→ Your task
Can you write out every one of the rows below, character for character, with nothing changed?

→ Excerpted data
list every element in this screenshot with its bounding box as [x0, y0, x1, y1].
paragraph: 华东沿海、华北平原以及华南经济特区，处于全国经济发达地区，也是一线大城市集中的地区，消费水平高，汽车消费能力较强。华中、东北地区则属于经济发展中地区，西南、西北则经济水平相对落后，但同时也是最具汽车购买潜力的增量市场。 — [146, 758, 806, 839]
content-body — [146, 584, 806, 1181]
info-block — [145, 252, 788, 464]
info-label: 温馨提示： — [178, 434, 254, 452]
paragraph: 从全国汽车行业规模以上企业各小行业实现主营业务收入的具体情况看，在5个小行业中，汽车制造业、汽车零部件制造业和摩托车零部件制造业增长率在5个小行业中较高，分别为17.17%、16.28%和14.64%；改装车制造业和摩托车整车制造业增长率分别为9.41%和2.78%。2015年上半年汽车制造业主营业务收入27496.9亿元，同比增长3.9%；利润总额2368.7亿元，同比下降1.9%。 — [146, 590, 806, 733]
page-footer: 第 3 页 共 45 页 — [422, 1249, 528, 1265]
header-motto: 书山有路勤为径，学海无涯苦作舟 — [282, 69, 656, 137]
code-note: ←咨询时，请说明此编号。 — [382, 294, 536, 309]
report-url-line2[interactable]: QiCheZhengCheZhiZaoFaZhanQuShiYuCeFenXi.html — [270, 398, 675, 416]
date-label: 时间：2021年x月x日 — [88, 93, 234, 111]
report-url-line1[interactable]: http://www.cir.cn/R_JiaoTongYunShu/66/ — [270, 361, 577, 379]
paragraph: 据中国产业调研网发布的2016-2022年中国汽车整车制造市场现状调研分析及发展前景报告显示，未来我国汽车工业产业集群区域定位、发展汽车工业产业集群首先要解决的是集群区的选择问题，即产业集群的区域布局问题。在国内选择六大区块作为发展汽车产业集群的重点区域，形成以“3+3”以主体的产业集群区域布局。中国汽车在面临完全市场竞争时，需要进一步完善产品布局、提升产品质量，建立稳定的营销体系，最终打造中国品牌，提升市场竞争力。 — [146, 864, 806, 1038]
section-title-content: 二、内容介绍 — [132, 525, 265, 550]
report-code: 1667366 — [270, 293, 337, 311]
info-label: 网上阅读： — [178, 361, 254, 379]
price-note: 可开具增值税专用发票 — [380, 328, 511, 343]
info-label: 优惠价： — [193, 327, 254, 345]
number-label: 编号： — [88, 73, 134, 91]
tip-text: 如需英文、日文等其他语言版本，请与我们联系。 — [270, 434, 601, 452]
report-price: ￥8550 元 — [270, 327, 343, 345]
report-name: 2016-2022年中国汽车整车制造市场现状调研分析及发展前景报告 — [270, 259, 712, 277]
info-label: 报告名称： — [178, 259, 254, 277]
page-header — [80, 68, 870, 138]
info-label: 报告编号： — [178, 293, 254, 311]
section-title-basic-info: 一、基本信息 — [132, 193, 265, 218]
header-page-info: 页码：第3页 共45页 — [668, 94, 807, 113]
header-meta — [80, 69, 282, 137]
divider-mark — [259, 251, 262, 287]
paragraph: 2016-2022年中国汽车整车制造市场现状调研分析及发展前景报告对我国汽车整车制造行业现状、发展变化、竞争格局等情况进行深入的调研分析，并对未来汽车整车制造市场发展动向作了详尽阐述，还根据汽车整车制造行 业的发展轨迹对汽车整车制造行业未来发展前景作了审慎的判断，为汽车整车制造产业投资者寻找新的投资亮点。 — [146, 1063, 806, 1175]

→ The answer
list every element in this screenshot with its bounding box as [x0, y0, x1, y1].
paragraph: 华东沿海、华北平原以及华南经济特区，处于全国经济发达地区，也是一线大城市集中的地区，消费水平高，汽车消费能力较强。华中、东北地区则属于经济发展中地区，西南、西北则经济水平相对落后，但同时也是最具汽车购买潜力的增量市场。 — [146, 758, 806, 839]
content-body — [146, 584, 806, 1181]
info-block — [145, 252, 788, 464]
info-label: 温馨提示： — [178, 434, 254, 452]
paragraph: 从全国汽车行业规模以上企业各小行业实现主营业务收入的具体情况看，在5个小行业中，汽车制造业、汽车零部件制造业和摩托车零部件制造业增长率在5个小行业中较高，分别为17.17%、16.28%和14.64%；改装车制造业和摩托车整车制造业增长率分别为9.41%和2.78%。2015年上半年汽车制造业主营业务收入27496.9亿元，同比增长3.9%；利润总额2368.7亿元，同比下降1.9%。 — [146, 590, 806, 733]
page-footer: 第 3 页 共 45 页 — [422, 1249, 528, 1265]
header-motto: 书山有路勤为径，学海无涯苦作舟 — [282, 69, 656, 137]
code-note: ←咨询时，请说明此编号。 — [382, 294, 536, 309]
report-url-line2[interactable]: QiCheZhengCheZhiZaoFaZhanQuShiYuCeFenXi.html — [270, 398, 675, 416]
date-label: 时间：2021年x月x日 — [88, 93, 234, 111]
report-url-line1[interactable]: http://www.cir.cn/R_JiaoTongYunShu/66/ — [270, 361, 577, 379]
paragraph: 据中国产业调研网发布的2016-2022年中国汽车整车制造市场现状调研分析及发展前景报告显示，未来我国汽车工业产业集群区域定位、发展汽车工业产业集群首先要解决的是集群区的选择问题，即产业集群的区域布局问题。在国内选择六大区块作为发展汽车产业集群的重点区域，形成以“3+3”以主体的产业集群区域布局。中国汽车在面临完全市场竞争时，需要进一步完善产品布局、提升产品质量，建立稳定的营销体系，最终打造中国品牌，提升市场竞争力。 — [146, 864, 806, 1038]
section-title-content: 二、内容介绍 — [132, 525, 265, 550]
report-code: 1667366 — [270, 293, 337, 311]
info-label: 网上阅读： — [178, 361, 254, 379]
price-note: 可开具增值税专用发票 — [380, 328, 511, 343]
info-label: 优惠价： — [193, 327, 254, 345]
number-label: 编号： — [88, 73, 134, 91]
tip-text: 如需英文、日文等其他语言版本，请与我们联系。 — [270, 434, 601, 452]
report-price: ￥8550 元 — [270, 327, 343, 345]
report-name: 2016-2022年中国汽车整车制造市场现状调研分析及发展前景报告 — [270, 259, 712, 277]
info-label: 报告名称： — [178, 259, 254, 277]
page-header — [80, 68, 870, 138]
info-label: 报告编号： — [178, 293, 254, 311]
section-title-basic-info: 一、基本信息 — [132, 193, 265, 218]
header-page-info: 页码：第3页 共45页 — [668, 94, 807, 113]
header-meta — [80, 69, 282, 137]
divider-mark — [259, 251, 262, 287]
paragraph: 2016-2022年中国汽车整车制造市场现状调研分析及发展前景报告对我国汽车整车制造行业现状、发展变化、竞争格局等情况进行深入的调研分析，并对未来汽车整车制造市场发展动向作了详尽阐述，还根据汽车整车制造行 业的发展轨迹对汽车整车制造行业未来发展前景作了审慎的判断，为汽车整车制造产业投资者寻找新的投资亮点。 — [146, 1063, 806, 1175]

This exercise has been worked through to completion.